***** AVAILABLE RECORDS

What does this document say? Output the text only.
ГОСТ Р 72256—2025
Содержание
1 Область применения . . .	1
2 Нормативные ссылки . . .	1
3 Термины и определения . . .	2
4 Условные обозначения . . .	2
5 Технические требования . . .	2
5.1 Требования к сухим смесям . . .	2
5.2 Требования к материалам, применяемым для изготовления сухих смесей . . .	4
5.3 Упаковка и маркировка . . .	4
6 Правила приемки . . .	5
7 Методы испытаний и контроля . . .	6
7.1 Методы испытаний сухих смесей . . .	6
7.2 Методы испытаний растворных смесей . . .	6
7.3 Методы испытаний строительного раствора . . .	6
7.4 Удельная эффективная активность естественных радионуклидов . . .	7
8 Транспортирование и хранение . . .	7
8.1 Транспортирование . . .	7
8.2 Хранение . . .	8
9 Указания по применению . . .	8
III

**********

**WORK INSTRUCTIONS**: Using the listing above, show each line holding the string "смесей".

**EXERCISE RESPONSE**:
5.2 Требования к материалам, применяемым для изготовления сухих смесей . . .	4
7.1 Методы испытаний сухих смесей . . .	6
7.2 Методы испытаний растворных смесей . . .	6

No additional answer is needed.